* [REQUIREMENT]:
Copy out all the lines exactly. Omit pictures.

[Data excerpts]
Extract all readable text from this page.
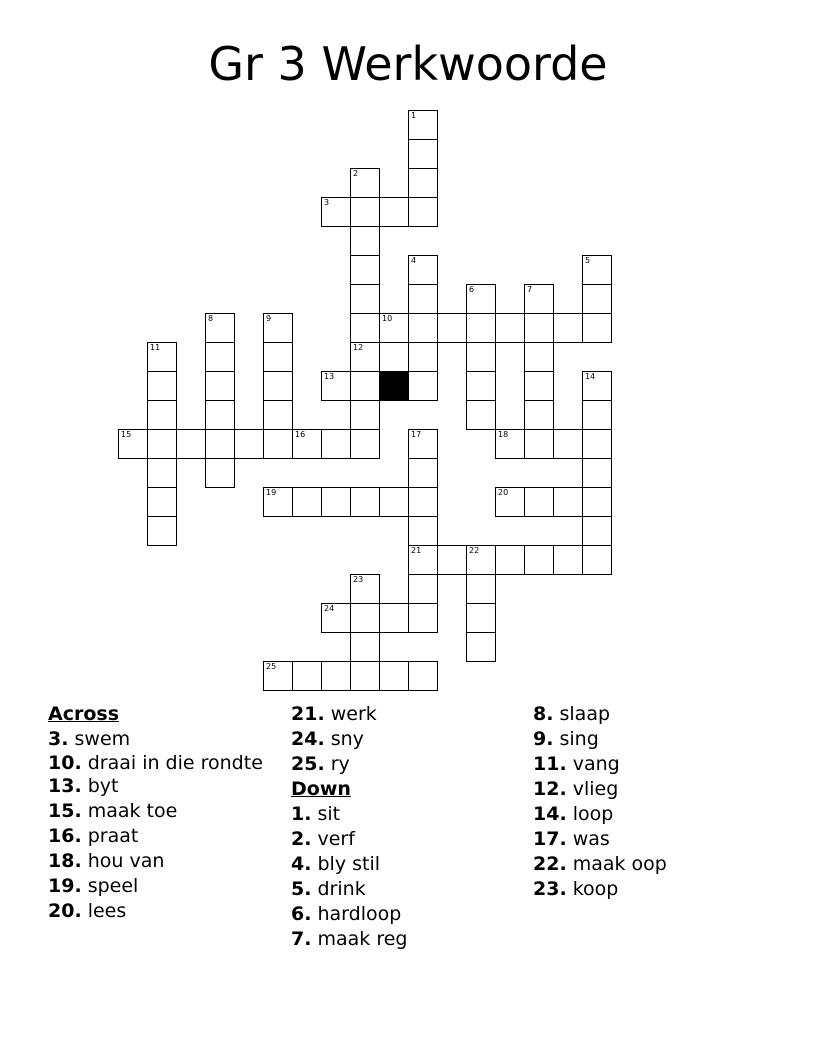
Gr 3 Werkwoorde
3
10
13
15	16	18
19	20
21	22
24
25
1
2
12
4	5
6	7
8	9
11
14
17
23
Across
3. swem
10. draai in die rondte
13. byt
15. maak toe
16. praat
18. hou van
19. speel
20. lees
21. werk
24. sny
25. ry
Down
1. sit
2. verf
4. bly stil
5. drink
6. hardloop
7. maak reg
8. slaap
9. sing
11. vang
12. vlieg
14. loop
17. was
22. maak oop
23. koop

* [ANSWER TO THE PROBLEM]:
Extract all readable text from this page.
Gr 3 Werkwoorde
3
10
13
15	16	18
19	20
21	22
24
25
1
2
12
4	5
6	7
8	9
11
14
17
23
Across
3. swem
10. draai in die rondte
13. byt
15. maak toe
16. praat
18. hou van
19. speel
20. lees
21. werk
24. sny
25. ry
Down
1. sit
2. verf
4. bly stil
5. drink
6. hardloop
7. maak reg
8. slaap
9. sing
11. vang
12. vlieg
14. loop
17. was
22. maak oop
23. koop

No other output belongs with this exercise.